→ What to work on
Reproduce this listing in full.

Dataset items:

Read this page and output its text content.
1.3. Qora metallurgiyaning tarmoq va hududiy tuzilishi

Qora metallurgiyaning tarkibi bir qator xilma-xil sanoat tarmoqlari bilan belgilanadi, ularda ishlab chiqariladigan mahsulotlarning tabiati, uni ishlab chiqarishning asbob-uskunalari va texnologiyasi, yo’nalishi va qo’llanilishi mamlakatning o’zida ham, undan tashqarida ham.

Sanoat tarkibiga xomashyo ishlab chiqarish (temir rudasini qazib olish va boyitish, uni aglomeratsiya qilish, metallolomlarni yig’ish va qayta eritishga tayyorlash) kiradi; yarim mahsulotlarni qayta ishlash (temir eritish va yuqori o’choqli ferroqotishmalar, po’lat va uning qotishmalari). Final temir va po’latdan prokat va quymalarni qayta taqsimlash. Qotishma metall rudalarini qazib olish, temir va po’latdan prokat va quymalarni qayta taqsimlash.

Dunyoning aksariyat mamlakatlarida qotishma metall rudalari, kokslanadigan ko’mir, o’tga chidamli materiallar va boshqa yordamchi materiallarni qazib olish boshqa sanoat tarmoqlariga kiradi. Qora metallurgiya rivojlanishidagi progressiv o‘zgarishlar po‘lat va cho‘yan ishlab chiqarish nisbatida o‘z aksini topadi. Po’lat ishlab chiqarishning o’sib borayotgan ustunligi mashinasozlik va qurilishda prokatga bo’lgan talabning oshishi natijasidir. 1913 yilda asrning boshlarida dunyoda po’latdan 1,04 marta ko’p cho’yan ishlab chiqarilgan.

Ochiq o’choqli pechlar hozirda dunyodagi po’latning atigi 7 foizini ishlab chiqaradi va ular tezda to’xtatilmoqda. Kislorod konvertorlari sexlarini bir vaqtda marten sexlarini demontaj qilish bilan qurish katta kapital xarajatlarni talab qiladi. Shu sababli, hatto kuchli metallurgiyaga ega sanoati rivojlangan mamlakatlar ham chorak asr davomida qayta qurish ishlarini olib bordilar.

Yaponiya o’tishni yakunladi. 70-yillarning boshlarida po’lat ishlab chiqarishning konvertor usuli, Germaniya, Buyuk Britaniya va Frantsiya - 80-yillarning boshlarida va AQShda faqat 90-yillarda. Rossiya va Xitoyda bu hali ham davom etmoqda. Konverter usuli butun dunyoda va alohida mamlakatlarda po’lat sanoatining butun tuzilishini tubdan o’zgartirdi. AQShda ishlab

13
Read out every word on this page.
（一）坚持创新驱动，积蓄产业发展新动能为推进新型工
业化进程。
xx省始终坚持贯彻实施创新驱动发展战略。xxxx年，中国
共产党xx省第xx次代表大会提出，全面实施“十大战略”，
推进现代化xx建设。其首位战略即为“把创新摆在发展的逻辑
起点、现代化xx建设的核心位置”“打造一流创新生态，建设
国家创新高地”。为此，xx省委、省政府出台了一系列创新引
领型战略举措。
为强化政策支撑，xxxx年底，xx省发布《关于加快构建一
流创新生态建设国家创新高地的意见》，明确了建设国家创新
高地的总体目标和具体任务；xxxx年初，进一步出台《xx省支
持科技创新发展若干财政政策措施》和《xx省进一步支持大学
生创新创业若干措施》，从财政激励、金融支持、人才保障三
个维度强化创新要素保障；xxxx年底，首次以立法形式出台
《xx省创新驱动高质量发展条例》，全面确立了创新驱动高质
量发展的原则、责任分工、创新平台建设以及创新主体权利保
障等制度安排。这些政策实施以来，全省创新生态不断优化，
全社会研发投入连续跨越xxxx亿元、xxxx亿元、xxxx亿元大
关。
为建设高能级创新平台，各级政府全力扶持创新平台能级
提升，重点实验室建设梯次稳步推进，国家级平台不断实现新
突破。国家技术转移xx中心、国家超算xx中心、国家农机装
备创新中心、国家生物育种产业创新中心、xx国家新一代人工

→ Output of the exercise
Read this page and output its text content.
1.3. Qora metallurgiyaning tarmoq va hududiy tuzilishi

Qora metallurgiyaning tarkibi bir qator xilma-xil sanoat tarmoqlari bilan belgilanadi, ularda ishlab chiqariladigan mahsulotlarning tabiati, uni ishlab chiqarishning asbob-uskunalari va texnologiyasi, yo’nalishi va qo’llanilishi mamlakatning o’zida ham, undan tashqarida ham.

Sanoat tarkibiga xomashyo ishlab chiqarish (temir rudasini qazib olish va boyitish, uni aglomeratsiya qilish, metallolomlarni yig’ish va qayta eritishga tayyorlash) kiradi; yarim mahsulotlarni qayta ishlash (temir eritish va yuqori o’choqli ferroqotishmalar, po’lat va uning qotishmalari). Final temir va po’latdan prokat va quymalarni qayta taqsimlash. Qotishma metall rudalarini qazib olish, temir va po’latdan prokat va quymalarni qayta taqsimlash.

Dunyoning aksariyat mamlakatlarida qotishma metall rudalari, kokslanadigan ko’mir, o’tga chidamli materiallar va boshqa yordamchi materiallarni qazib olish boshqa sanoat tarmoqlariga kiradi. Qora metallurgiya rivojlanishidagi progressiv o‘zgarishlar po‘lat va cho‘yan ishlab chiqarish nisbatida o‘z aksini topadi. Po’lat ishlab chiqarishning o’sib borayotgan ustunligi mashinasozlik va qurilishda prokatga bo’lgan talabning oshishi natijasidir. 1913 yilda asrning boshlarida dunyoda po’latdan 1,04 marta ko’p cho’yan ishlab chiqarilgan.

Ochiq o’choqli pechlar hozirda dunyodagi po’latning atigi 7 foizini ishlab chiqaradi va ular tezda to’xtatilmoqda. Kislorod konvertorlari sexlarini bir vaqtda marten sexlarini demontaj qilish bilan qurish katta kapital xarajatlarni talab qiladi. Shu sababli, hatto kuchli metallurgiyaga ega sanoati rivojlangan mamlakatlar ham chorak asr davomida qayta qurish ishlarini olib bordilar.

Yaponiya o’tishni yakunladi. 70-yillarning boshlarida po’lat ishlab chiqarishning konvertor usuli, Germaniya, Buyuk Britaniya va Frantsiya - 80-yillarning boshlarida va AQShda faqat 90-yillarda. Rossiya va Xitoyda bu hali ham davom etmoqda. Konverter usuli butun dunyoda va alohida mamlakatlarda po’lat sanoatining butun tuzilishini tubdan o’zgartirdi. AQShda ishlab

13
Read out every word on this page.
（一）坚持创新驱动，积蓄产业发展新动能为推进新型工
业化进程。
xx省始终坚持贯彻实施创新驱动发展战略。xxxx年，中国
共产党xx省第xx次代表大会提出，全面实施“十大战略”，
推进现代化xx建设。其首位战略即为“把创新摆在发展的逻辑
起点、现代化xx建设的核心位置”“打造一流创新生态，建设
国家创新高地”。为此，xx省委、省政府出台了一系列创新引
领型战略举措。
为强化政策支撑，xxxx年底，xx省发布《关于加快构建一
流创新生态建设国家创新高地的意见》，明确了建设国家创新
高地的总体目标和具体任务；xxxx年初，进一步出台《xx省支
持科技创新发展若干财政政策措施》和《xx省进一步支持大学
生创新创业若干措施》，从财政激励、金融支持、人才保障三
个维度强化创新要素保障；xxxx年底，首次以立法形式出台
《xx省创新驱动高质量发展条例》，全面确立了创新驱动高质
量发展的原则、责任分工、创新平台建设以及创新主体权利保
障等制度安排。这些政策实施以来，全省创新生态不断优化，
全社会研发投入连续跨越xxxx亿元、xxxx亿元、xxxx亿元大
关。
为建设高能级创新平台，各级政府全力扶持创新平台能级
提升，重点实验室建设梯次稳步推进，国家级平台不断实现新
突破。国家技术转移xx中心、国家超算xx中心、国家农机装
备创新中心、国家生物育种产业创新中心、xx国家新一代人工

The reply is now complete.